— Begin —

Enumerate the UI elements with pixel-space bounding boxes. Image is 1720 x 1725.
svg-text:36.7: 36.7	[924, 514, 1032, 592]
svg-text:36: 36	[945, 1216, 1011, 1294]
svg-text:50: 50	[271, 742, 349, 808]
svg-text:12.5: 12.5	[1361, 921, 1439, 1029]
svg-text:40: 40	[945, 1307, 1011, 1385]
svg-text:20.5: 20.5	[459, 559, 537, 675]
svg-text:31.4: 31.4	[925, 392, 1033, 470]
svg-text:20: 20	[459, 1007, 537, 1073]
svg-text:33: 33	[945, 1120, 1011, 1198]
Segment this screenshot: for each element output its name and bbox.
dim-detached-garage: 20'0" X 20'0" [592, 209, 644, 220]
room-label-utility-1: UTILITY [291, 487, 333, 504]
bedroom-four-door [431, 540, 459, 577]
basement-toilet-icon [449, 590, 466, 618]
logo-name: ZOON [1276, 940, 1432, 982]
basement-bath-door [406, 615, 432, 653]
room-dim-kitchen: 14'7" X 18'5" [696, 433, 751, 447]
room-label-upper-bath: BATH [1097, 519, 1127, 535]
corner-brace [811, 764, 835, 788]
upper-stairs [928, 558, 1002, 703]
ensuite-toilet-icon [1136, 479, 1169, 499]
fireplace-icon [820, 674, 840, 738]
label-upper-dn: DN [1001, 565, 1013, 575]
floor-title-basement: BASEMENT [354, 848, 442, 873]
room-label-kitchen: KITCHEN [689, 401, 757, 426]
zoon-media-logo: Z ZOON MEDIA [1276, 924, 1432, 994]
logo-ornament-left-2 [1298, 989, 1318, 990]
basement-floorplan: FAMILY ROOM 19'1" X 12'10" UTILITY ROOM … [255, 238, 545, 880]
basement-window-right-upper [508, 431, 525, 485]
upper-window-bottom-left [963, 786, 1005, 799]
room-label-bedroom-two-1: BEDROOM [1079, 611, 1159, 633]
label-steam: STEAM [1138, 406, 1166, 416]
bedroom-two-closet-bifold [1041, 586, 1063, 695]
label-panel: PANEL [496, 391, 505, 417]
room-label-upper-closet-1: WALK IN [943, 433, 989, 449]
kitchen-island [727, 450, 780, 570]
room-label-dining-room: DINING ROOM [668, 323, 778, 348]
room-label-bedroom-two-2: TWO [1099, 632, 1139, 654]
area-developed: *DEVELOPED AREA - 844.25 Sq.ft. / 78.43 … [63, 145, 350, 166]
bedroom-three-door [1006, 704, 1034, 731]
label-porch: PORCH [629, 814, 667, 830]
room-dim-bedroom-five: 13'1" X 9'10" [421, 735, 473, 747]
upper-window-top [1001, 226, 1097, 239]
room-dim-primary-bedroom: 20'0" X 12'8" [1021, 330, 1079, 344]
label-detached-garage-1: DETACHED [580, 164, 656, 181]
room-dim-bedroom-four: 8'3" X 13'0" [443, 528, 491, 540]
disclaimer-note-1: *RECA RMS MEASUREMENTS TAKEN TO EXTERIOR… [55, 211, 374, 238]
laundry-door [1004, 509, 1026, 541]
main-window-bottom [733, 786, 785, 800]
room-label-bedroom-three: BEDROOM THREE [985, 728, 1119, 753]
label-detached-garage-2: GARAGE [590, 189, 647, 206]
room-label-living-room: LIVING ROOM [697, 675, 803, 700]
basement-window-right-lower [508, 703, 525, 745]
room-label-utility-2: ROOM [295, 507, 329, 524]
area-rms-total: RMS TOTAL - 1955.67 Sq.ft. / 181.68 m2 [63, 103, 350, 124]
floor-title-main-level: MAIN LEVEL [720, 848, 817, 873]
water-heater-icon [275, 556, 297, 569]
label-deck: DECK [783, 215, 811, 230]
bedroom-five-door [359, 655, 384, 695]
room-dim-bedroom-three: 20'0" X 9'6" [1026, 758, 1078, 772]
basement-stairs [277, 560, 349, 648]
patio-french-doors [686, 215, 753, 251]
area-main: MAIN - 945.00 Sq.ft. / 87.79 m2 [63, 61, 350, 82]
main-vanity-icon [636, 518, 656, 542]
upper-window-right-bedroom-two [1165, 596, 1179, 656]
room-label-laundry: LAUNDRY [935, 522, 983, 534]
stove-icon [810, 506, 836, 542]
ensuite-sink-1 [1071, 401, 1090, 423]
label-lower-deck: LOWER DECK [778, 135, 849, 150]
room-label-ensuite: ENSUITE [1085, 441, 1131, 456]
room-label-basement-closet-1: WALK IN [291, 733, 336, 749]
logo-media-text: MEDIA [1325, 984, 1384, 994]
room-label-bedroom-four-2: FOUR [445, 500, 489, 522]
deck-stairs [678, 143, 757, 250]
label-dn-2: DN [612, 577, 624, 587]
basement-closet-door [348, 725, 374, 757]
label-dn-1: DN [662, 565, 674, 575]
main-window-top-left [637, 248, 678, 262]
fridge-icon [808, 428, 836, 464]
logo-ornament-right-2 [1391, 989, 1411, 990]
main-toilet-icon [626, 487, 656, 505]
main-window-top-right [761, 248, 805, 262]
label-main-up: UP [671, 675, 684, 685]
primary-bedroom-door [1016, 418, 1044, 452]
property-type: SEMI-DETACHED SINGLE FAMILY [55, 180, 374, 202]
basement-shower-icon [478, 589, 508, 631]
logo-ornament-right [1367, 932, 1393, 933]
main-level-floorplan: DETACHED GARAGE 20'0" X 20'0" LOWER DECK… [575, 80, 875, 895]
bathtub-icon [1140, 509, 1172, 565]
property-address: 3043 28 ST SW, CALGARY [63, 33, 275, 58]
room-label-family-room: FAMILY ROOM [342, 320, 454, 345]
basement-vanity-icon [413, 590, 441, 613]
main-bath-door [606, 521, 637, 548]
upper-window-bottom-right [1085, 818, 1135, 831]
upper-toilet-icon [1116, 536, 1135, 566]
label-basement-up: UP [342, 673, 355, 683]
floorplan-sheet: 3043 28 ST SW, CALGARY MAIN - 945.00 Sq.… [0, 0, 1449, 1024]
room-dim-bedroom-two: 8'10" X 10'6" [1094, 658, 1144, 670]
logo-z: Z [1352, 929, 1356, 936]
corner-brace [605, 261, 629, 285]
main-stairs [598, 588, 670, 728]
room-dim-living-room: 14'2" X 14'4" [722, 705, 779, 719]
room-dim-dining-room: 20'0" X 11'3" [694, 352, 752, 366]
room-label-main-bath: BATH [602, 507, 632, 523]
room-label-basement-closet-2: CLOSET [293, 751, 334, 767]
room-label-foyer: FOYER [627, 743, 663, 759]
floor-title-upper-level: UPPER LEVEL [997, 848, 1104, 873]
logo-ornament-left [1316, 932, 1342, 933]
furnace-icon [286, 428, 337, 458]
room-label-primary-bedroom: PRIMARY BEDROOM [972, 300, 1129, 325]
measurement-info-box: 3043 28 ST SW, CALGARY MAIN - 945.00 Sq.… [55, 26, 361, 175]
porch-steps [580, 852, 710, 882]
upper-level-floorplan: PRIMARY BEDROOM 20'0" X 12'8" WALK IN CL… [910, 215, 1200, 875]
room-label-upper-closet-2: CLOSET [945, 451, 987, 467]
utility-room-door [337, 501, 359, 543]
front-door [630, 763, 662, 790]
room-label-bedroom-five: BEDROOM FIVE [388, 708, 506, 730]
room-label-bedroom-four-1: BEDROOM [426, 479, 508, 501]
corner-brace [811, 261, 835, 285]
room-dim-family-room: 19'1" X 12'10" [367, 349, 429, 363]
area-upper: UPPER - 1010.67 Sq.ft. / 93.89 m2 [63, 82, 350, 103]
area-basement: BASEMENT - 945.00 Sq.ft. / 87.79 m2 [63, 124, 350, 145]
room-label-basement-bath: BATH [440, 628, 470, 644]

— End —

(Aim): Change every "Sq.ft." in the material to "sq ft" and leave all other text as it is.

(Complete output):
Enumerate the UI elements with pixel-space bounding boxes. Image is 1720 x 1725.
svg-text:36.7: 36.7	[924, 514, 1032, 592]
svg-text:36: 36	[945, 1216, 1011, 1294]
svg-text:50: 50	[271, 742, 349, 808]
svg-text:12.5: 12.5	[1361, 921, 1439, 1029]
svg-text:40: 40	[945, 1307, 1011, 1385]
svg-text:20.5: 20.5	[459, 559, 537, 675]
svg-text:31.4: 31.4	[925, 392, 1033, 470]
svg-text:20: 20	[459, 1007, 537, 1073]
svg-text:33: 33	[945, 1120, 1011, 1198]
Segment this screenshot: for each element output its name and bbox.
dim-detached-garage: 20'0" X 20'0" [592, 209, 644, 220]
room-label-utility-1: UTILITY [291, 487, 333, 504]
bedroom-four-door [431, 540, 459, 577]
basement-toilet-icon [449, 590, 466, 618]
logo-name: ZOON [1276, 940, 1432, 982]
basement-bath-door [406, 615, 432, 653]
room-dim-kitchen: 14'7" X 18'5" [696, 433, 751, 447]
room-label-upper-bath: BATH [1097, 519, 1127, 535]
corner-brace [811, 764, 835, 788]
upper-stairs [928, 558, 1002, 703]
ensuite-toilet-icon [1136, 479, 1169, 499]
fireplace-icon [820, 674, 840, 738]
label-upper-dn: DN [1001, 565, 1013, 575]
floor-title-basement: BASEMENT [354, 848, 442, 873]
room-label-kitchen: KITCHEN [689, 401, 757, 426]
zoon-media-logo: Z ZOON MEDIA [1276, 924, 1432, 994]
logo-ornament-left-2 [1298, 989, 1318, 990]
basement-floorplan: FAMILY ROOM 19'1" X 12'10" UTILITY ROOM … [255, 238, 545, 880]
basement-window-right-upper [508, 431, 525, 485]
upper-window-bottom-left [963, 786, 1005, 799]
room-label-bedroom-two-1: BEDROOM [1079, 611, 1159, 633]
label-steam: STEAM [1138, 406, 1166, 416]
bedroom-two-closet-bifold [1041, 586, 1063, 695]
label-panel: PANEL [496, 391, 505, 417]
room-label-upper-closet-1: WALK IN [943, 433, 989, 449]
kitchen-island [727, 450, 780, 570]
room-label-dining-room: DINING ROOM [668, 323, 778, 348]
room-label-bedroom-two-2: TWO [1099, 632, 1139, 654]
area-developed: *DEVELOPED AREA - 844.25 sq ft / 78.43 … [63, 145, 350, 166]
bedroom-three-door [1006, 704, 1034, 731]
label-porch: PORCH [629, 814, 667, 830]
room-dim-bedroom-five: 13'1" X 9'10" [421, 735, 473, 747]
upper-window-top [1001, 226, 1097, 239]
room-dim-primary-bedroom: 20'0" X 12'8" [1021, 330, 1079, 344]
label-detached-garage-1: DETACHED [580, 164, 656, 181]
room-dim-bedroom-four: 8'3" X 13'0" [443, 528, 491, 540]
disclaimer-note-1: *RECA RMS MEASUREMENTS TAKEN TO EXTERIOR… [55, 211, 374, 238]
laundry-door [1004, 509, 1026, 541]
main-window-bottom [733, 786, 785, 800]
room-label-bedroom-three: BEDROOM THREE [985, 728, 1119, 753]
label-detached-garage-2: GARAGE [590, 189, 647, 206]
room-label-living-room: LIVING ROOM [697, 675, 803, 700]
basement-window-right-lower [508, 703, 525, 745]
room-label-utility-2: ROOM [295, 507, 329, 524]
area-rms-total: RMS TOTAL - 1955.67 sq ft / 181.68 m2 [63, 103, 350, 124]
floor-title-main-level: MAIN LEVEL [720, 848, 817, 873]
water-heater-icon [275, 556, 297, 569]
label-deck: DECK [783, 215, 811, 230]
bedroom-five-door [359, 655, 384, 695]
room-dim-bedroom-three: 20'0" X 9'6" [1026, 758, 1078, 772]
basement-stairs [277, 560, 349, 648]
patio-french-doors [686, 215, 753, 251]
area-main: MAIN - 945.00 sq ft / 87.79 m2 [63, 61, 350, 82]
main-vanity-icon [636, 518, 656, 542]
upper-window-right-bedroom-two [1165, 596, 1179, 656]
room-label-laundry: LAUNDRY [935, 522, 983, 534]
stove-icon [810, 506, 836, 542]
ensuite-sink-1 [1071, 401, 1090, 423]
label-lower-deck: LOWER DECK [778, 135, 849, 150]
room-label-ensuite: ENSUITE [1085, 441, 1131, 456]
room-label-basement-closet-1: WALK IN [291, 733, 336, 749]
logo-media-text: MEDIA [1325, 984, 1384, 994]
room-label-bedroom-four-2: FOUR [445, 500, 489, 522]
deck-stairs [678, 143, 757, 250]
label-dn-2: DN [612, 577, 624, 587]
basement-closet-door [348, 725, 374, 757]
label-dn-1: DN [662, 565, 674, 575]
main-window-top-left [637, 248, 678, 262]
fridge-icon [808, 428, 836, 464]
logo-ornament-right-2 [1391, 989, 1411, 990]
main-toilet-icon [626, 487, 656, 505]
main-window-top-right [761, 248, 805, 262]
label-main-up: UP [671, 675, 684, 685]
primary-bedroom-door [1016, 418, 1044, 452]
property-type: SEMI-DETACHED SINGLE FAMILY [55, 180, 374, 202]
basement-shower-icon [478, 589, 508, 631]
logo-ornament-right [1367, 932, 1393, 933]
main-level-floorplan: DETACHED GARAGE 20'0" X 20'0" LOWER DECK… [575, 80, 875, 895]
bathtub-icon [1140, 509, 1172, 565]
property-address: 3043 28 ST SW, CALGARY [63, 33, 275, 58]
room-label-family-room: FAMILY ROOM [342, 320, 454, 345]
basement-vanity-icon [413, 590, 441, 613]
main-bath-door [606, 521, 637, 548]
upper-window-bottom-right [1085, 818, 1135, 831]
upper-toilet-icon [1116, 536, 1135, 566]
label-basement-up: UP [342, 673, 355, 683]
floorplan-sheet: 3043 28 ST SW, CALGARY MAIN - 945.00 Sq.… [0, 0, 1449, 1024]
room-dim-bedroom-two: 8'10" X 10'6" [1094, 658, 1144, 670]
logo-z: Z [1352, 929, 1356, 936]
corner-brace [605, 261, 629, 285]
main-stairs [598, 588, 670, 728]
room-dim-living-room: 14'2" X 14'4" [722, 705, 779, 719]
room-dim-dining-room: 20'0" X 11'3" [694, 352, 752, 366]
room-label-main-bath: BATH [602, 507, 632, 523]
room-label-basement-closet-2: CLOSET [293, 751, 334, 767]
room-label-foyer: FOYER [627, 743, 663, 759]
floor-title-upper-level: UPPER LEVEL [997, 848, 1104, 873]
logo-ornament-left [1316, 932, 1342, 933]
furnace-icon [286, 428, 337, 458]
room-label-primary-bedroom: PRIMARY BEDROOM [972, 300, 1129, 325]
measurement-info-box: 3043 28 ST SW, CALGARY MAIN - 945.00 Sq.… [55, 26, 361, 175]
porch-steps [580, 852, 710, 882]
upper-level-floorplan: PRIMARY BEDROOM 20'0" X 12'8" WALK IN CL… [910, 215, 1200, 875]
room-label-upper-closet-2: CLOSET [945, 451, 987, 467]
utility-room-door [337, 501, 359, 543]
front-door [630, 763, 662, 790]
room-label-bedroom-five: BEDROOM FIVE [388, 708, 506, 730]
room-label-bedroom-four-1: BEDROOM [426, 479, 508, 501]
corner-brace [811, 261, 835, 285]
room-dim-family-room: 19'1" X 12'10" [367, 349, 429, 363]
area-upper: UPPER - 1010.67 sq ft / 93.89 m2 [63, 82, 350, 103]
area-basement: BASEMENT - 945.00 sq ft / 87.79 m2 [63, 124, 350, 145]
room-label-basement-bath: BATH [440, 628, 470, 644]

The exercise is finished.